» **Directive**: Check every line of the entries below for the word "title", and copy the ones that have it.

» **Information supplied**:
§ §

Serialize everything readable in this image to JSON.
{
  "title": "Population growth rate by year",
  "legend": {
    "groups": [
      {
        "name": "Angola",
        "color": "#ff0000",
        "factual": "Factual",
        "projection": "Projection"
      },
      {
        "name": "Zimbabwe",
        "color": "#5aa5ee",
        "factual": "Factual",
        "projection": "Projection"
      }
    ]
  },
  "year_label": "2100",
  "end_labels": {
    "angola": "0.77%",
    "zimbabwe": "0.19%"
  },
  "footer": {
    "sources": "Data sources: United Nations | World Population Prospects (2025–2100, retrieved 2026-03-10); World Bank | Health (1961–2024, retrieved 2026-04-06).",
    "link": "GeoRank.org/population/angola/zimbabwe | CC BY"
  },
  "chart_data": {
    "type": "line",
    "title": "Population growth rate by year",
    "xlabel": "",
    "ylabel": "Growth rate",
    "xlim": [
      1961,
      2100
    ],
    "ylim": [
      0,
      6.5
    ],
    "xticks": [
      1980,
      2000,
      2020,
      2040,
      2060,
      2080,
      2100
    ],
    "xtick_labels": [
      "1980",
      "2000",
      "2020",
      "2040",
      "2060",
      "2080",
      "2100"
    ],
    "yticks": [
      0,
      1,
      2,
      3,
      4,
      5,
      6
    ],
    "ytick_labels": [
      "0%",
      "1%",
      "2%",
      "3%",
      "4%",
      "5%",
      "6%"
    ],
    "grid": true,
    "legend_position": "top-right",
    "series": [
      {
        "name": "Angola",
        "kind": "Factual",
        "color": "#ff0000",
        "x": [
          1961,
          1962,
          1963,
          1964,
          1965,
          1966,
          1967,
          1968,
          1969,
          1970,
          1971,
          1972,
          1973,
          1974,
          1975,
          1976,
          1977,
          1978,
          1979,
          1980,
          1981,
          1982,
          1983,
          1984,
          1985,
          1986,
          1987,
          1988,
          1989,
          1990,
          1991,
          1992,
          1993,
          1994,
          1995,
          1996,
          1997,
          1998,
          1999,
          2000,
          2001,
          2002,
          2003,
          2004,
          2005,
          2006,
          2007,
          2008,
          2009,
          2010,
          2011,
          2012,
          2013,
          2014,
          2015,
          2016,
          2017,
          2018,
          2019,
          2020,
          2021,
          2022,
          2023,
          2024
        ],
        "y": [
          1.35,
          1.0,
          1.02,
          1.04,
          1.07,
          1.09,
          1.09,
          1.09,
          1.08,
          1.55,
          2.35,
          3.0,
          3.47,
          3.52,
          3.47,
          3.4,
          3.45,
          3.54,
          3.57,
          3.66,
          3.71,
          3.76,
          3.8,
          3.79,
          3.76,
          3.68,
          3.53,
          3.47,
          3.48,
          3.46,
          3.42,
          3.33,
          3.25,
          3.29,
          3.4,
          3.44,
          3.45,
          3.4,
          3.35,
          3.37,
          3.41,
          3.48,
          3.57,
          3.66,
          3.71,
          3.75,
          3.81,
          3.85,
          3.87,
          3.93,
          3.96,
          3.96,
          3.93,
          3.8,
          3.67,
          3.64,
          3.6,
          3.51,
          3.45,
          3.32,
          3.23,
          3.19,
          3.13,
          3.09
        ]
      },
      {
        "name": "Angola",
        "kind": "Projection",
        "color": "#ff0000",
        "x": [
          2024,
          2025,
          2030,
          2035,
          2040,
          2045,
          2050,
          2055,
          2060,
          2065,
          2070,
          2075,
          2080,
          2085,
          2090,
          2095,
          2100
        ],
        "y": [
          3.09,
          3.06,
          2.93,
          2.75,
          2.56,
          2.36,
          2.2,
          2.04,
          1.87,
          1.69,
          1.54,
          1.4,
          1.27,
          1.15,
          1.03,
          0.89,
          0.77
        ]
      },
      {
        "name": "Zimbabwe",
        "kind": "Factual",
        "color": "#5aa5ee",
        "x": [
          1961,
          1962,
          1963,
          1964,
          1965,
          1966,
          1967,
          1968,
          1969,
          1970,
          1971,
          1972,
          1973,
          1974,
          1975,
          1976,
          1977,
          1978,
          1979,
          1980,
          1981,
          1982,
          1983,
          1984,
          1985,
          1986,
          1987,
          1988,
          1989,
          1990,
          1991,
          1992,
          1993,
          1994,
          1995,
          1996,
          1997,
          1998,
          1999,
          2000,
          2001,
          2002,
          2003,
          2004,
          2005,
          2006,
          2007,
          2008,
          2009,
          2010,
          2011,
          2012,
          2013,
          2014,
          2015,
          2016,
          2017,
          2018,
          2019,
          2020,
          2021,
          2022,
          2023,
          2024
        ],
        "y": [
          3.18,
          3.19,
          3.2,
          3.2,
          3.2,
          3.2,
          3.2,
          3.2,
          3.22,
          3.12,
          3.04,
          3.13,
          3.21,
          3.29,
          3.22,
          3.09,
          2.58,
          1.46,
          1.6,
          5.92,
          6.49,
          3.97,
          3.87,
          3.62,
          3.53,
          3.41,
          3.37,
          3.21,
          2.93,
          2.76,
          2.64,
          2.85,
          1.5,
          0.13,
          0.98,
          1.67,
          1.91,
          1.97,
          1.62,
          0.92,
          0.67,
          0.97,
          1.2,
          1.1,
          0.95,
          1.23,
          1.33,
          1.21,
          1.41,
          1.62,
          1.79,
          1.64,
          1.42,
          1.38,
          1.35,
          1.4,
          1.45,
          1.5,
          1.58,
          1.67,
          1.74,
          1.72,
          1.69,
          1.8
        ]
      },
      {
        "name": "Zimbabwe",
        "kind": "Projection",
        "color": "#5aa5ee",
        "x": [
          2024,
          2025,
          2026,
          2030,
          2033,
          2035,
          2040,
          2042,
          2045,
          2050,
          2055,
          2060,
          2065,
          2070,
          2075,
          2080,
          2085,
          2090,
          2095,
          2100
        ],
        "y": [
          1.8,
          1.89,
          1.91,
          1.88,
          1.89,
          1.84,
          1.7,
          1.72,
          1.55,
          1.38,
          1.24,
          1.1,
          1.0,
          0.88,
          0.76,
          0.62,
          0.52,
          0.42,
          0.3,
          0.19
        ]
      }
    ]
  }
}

§ §

» **In response**:
  "title": "Population growth rate by year",
    "title": "Population growth rate by year",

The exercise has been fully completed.